------ Listing ------

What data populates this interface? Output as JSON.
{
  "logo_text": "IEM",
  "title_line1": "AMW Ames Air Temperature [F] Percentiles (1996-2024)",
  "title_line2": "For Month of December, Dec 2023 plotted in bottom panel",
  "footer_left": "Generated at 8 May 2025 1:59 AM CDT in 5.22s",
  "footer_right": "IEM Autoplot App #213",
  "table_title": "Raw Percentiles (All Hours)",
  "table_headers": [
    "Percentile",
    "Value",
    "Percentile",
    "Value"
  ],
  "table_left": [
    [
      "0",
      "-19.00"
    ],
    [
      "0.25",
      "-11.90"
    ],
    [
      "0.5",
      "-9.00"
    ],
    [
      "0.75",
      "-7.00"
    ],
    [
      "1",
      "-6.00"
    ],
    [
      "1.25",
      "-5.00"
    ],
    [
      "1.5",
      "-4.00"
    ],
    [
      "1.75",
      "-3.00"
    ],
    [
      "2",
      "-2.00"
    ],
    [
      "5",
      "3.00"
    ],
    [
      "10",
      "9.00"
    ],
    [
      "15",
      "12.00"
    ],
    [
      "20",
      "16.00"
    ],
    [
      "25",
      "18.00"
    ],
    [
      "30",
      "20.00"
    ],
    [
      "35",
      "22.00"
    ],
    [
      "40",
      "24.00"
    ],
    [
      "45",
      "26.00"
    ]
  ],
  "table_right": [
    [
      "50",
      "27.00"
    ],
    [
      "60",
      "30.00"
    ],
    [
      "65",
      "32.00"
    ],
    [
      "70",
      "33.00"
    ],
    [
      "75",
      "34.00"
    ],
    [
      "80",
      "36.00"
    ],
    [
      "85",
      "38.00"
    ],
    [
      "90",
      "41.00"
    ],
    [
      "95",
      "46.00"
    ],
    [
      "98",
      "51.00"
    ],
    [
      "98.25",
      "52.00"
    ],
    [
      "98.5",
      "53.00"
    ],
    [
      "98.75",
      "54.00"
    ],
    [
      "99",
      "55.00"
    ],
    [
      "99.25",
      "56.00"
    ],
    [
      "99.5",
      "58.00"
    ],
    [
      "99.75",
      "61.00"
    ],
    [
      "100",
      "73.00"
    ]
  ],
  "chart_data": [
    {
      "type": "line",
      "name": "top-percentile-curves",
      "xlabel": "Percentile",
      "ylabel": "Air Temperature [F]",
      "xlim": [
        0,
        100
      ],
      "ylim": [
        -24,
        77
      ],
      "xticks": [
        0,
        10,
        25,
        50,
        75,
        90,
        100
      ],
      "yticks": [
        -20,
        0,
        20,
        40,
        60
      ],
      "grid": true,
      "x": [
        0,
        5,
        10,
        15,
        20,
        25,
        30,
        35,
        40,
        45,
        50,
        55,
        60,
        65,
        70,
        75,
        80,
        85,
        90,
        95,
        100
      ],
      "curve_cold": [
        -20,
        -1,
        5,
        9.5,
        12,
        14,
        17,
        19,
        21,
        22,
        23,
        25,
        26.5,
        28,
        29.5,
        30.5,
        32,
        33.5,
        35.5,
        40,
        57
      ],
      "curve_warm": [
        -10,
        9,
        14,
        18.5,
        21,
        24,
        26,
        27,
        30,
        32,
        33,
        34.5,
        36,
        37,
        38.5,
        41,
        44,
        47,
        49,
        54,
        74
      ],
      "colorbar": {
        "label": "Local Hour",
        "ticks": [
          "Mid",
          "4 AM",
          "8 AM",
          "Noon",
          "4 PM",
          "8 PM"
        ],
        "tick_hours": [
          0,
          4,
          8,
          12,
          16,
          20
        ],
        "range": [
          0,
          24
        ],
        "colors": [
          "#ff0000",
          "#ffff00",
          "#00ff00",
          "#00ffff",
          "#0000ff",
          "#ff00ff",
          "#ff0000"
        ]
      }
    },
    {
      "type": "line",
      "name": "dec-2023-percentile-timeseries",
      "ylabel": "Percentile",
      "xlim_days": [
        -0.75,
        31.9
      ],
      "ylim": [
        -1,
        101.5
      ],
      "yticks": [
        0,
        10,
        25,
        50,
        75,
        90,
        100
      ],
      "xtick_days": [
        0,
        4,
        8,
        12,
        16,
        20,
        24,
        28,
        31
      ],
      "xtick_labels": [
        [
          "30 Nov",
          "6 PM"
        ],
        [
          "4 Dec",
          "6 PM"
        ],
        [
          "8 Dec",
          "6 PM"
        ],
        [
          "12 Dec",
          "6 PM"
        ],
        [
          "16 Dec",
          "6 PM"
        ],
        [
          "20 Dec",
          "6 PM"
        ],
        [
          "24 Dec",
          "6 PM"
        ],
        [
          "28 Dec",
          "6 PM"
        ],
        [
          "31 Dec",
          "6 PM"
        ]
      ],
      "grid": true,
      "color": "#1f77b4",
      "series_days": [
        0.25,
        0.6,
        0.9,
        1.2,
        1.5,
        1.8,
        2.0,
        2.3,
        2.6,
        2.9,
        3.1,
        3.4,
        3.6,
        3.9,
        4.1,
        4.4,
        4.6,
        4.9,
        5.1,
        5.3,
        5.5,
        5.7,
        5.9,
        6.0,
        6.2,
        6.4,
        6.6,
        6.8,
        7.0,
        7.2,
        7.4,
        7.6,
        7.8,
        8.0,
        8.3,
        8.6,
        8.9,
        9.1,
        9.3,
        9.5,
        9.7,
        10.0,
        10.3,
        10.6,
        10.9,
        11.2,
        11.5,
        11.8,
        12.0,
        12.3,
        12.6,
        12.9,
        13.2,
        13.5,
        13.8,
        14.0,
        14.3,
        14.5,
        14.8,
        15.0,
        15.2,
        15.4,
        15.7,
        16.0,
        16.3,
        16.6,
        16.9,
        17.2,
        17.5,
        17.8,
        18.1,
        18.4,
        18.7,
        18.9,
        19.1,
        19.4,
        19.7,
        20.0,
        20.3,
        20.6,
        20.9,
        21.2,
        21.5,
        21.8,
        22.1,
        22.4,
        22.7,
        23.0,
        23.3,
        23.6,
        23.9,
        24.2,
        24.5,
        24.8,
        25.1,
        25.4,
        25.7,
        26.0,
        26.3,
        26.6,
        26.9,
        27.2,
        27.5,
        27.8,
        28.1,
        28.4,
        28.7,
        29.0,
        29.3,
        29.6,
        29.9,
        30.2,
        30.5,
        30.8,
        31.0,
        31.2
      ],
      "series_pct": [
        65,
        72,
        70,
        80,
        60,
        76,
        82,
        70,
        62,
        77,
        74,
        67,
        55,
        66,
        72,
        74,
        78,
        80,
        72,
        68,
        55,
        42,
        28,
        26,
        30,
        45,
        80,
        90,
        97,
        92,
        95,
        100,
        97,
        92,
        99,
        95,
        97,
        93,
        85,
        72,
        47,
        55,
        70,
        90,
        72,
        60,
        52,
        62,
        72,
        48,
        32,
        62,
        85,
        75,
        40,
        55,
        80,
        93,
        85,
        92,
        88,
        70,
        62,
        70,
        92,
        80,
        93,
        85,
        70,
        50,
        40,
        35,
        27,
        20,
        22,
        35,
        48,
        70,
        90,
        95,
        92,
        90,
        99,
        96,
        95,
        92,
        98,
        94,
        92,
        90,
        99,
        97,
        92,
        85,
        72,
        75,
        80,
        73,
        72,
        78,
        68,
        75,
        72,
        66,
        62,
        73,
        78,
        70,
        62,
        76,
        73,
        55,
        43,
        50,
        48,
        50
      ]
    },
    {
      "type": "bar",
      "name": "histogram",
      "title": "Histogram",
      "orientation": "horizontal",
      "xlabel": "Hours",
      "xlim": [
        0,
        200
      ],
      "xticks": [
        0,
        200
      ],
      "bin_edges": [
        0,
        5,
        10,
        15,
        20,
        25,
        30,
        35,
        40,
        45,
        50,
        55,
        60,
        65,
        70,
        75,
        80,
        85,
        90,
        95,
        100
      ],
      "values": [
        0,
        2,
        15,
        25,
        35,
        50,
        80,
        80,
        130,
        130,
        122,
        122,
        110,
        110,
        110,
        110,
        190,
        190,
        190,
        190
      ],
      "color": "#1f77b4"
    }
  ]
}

------

= What the exercise asks =
From the records above, copy every line that holds the word "name".

= Written response =
      "name": "top-percentile-curves",
      "name": "dec-2023-percentile-timeseries",
      "name": "histogram",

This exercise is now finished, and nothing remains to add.